The request: Which lines in the material below contain the string "Play"? Select and copy each of them.

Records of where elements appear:
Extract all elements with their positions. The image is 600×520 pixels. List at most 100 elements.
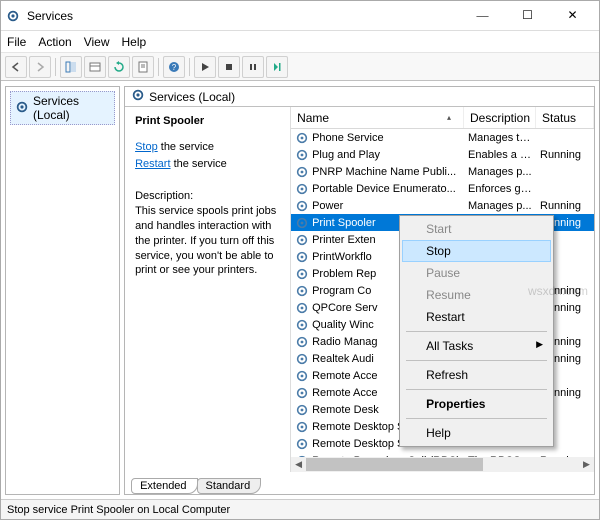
services-app-icon xyxy=(5,8,21,24)
context-menu-item-restart[interactable]: Restart xyxy=(402,306,551,328)
service-name: Realtek Audi xyxy=(312,353,374,365)
gear-icon xyxy=(295,403,309,417)
service-row[interactable]: Plug and Play Enables a c...Running xyxy=(291,146,594,163)
restart-service-link[interactable]: Restart xyxy=(135,158,170,170)
scroll-thumb[interactable] xyxy=(306,458,483,471)
menu-view[interactable]: View xyxy=(84,35,110,49)
help-button[interactable]: ? xyxy=(163,56,185,78)
sort-arrow-icon: ▴ xyxy=(447,113,457,122)
menubar: File Action View Help xyxy=(1,31,599,53)
context-menu-item-start: Start xyxy=(402,218,551,240)
service-row[interactable]: PNRP Machine Name Publi...Manages p... xyxy=(291,163,594,180)
horizontal-scrollbar[interactable]: ◀ ▶ xyxy=(291,457,594,472)
service-name: Power xyxy=(312,200,343,212)
services-icon xyxy=(131,88,145,105)
service-description: Manages p... xyxy=(464,166,536,178)
service-name: Plug and Play xyxy=(312,149,380,161)
restart-service-button[interactable] xyxy=(266,56,288,78)
gear-icon xyxy=(295,267,309,281)
service-description: Enforces gr... xyxy=(464,183,536,195)
view-tabs: Extended Standard xyxy=(125,472,594,494)
service-description: Enables a c... xyxy=(464,149,536,161)
gear-icon xyxy=(295,437,309,451)
description-text: This service spools print jobs and handl… xyxy=(135,204,280,278)
service-row[interactable]: Phone ServiceManages th... xyxy=(291,129,594,146)
list-header: Name▴ Description Status xyxy=(291,107,594,129)
column-name[interactable]: Name▴ xyxy=(291,107,464,128)
tab-standard[interactable]: Standard xyxy=(197,478,262,494)
close-button[interactable]: ✕ xyxy=(550,1,595,30)
content-header: Services (Local) xyxy=(125,87,594,107)
gear-icon xyxy=(295,386,309,400)
context-menu-item-all-tasks[interactable]: All Tasks▶ xyxy=(402,335,551,357)
service-name: Remote Desk xyxy=(312,404,379,416)
service-status: Running xyxy=(536,149,594,161)
properties-button[interactable] xyxy=(84,56,106,78)
service-row[interactable]: PowerManages p...Running xyxy=(291,197,594,214)
menu-file[interactable]: File xyxy=(7,35,26,49)
gear-icon xyxy=(295,335,309,349)
scroll-right-button[interactable]: ▶ xyxy=(579,457,594,472)
service-name: QPCore Serv xyxy=(312,302,377,314)
forward-button[interactable] xyxy=(29,56,51,78)
content-pane: Services (Local) Print Spooler Stop the … xyxy=(124,86,595,495)
gear-icon xyxy=(295,250,309,264)
tab-extended[interactable]: Extended xyxy=(131,478,197,494)
submenu-arrow-icon: ▶ xyxy=(536,339,543,350)
back-button[interactable] xyxy=(5,56,27,78)
maximize-button[interactable]: ☐ xyxy=(505,1,550,30)
service-row[interactable]: Portable Device Enumerato... Enforces gr.… xyxy=(291,180,594,197)
service-name: Portable Device Enumerato... xyxy=(312,183,456,195)
services-list: Name▴ Description Status Phone ServiceMa… xyxy=(290,107,594,472)
gear-icon xyxy=(295,233,309,247)
refresh-button[interactable] xyxy=(108,56,130,78)
gear-icon xyxy=(295,369,309,383)
gear-icon xyxy=(295,199,309,213)
start-service-button[interactable] xyxy=(194,56,216,78)
tree-root-services-local[interactable]: Services (Local) xyxy=(10,91,115,125)
column-status[interactable]: Status xyxy=(536,107,594,128)
gear-icon xyxy=(295,165,309,179)
window-title: Services xyxy=(27,9,460,23)
stop-service-link[interactable]: Stop xyxy=(135,141,158,153)
context-menu-item-properties[interactable]: Properties xyxy=(402,393,551,415)
services-icon xyxy=(15,100,29,117)
column-description[interactable]: Description xyxy=(464,107,536,128)
content-header-label: Services (Local) xyxy=(149,90,235,104)
gear-icon xyxy=(295,284,309,298)
statusbar: Stop service Print Spooler on Local Comp… xyxy=(1,499,599,519)
gear-icon xyxy=(295,318,309,332)
show-hide-tree-button[interactable] xyxy=(60,56,82,78)
menu-action[interactable]: Action xyxy=(38,35,71,49)
context-menu: StartStopPauseResumeRestartAll Tasks▶Ref… xyxy=(399,215,554,447)
gear-icon xyxy=(295,148,309,162)
context-menu-separator xyxy=(406,418,547,419)
toolbar: ? xyxy=(1,53,599,81)
selected-service-name: Print Spooler xyxy=(135,115,280,127)
statusbar-text: Stop service Print Spooler on Local Comp… xyxy=(7,504,230,516)
detail-pane: Print Spooler Stop the service Restart t… xyxy=(125,107,290,472)
minimize-button[interactable]: — xyxy=(460,1,505,30)
service-name: Printer Exten xyxy=(312,234,376,246)
gear-icon xyxy=(295,131,309,145)
service-name: Print Spooler xyxy=(312,217,376,229)
console-tree[interactable]: Services (Local) xyxy=(5,86,120,495)
context-menu-item-stop[interactable]: Stop xyxy=(402,240,551,262)
description-label: Description: xyxy=(135,190,280,202)
context-menu-item-help[interactable]: Help xyxy=(402,422,551,444)
gear-icon xyxy=(295,182,309,196)
export-list-button[interactable] xyxy=(132,56,154,78)
menu-help[interactable]: Help xyxy=(122,35,147,49)
context-menu-item-refresh[interactable]: Refresh xyxy=(402,364,551,386)
service-name: PrintWorkflo xyxy=(312,251,372,263)
service-name: Radio Manag xyxy=(312,336,377,348)
context-menu-separator xyxy=(406,331,547,332)
stop-service-button[interactable] xyxy=(218,56,240,78)
scroll-left-button[interactable]: ◀ xyxy=(291,457,306,472)
service-name: Phone Service xyxy=(312,132,384,144)
pause-service-button[interactable] xyxy=(242,56,264,78)
service-name: Problem Rep xyxy=(312,268,376,280)
service-name: Remote Acce xyxy=(312,387,377,399)
gear-icon xyxy=(295,301,309,315)
titlebar: Services — ☐ ✕ xyxy=(1,1,599,31)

Task output:
service-row[interactable]: Plug and Play Enables a c...Running xyxy=(291,146,594,163)
service-name: Plug and Play xyxy=(312,149,380,161)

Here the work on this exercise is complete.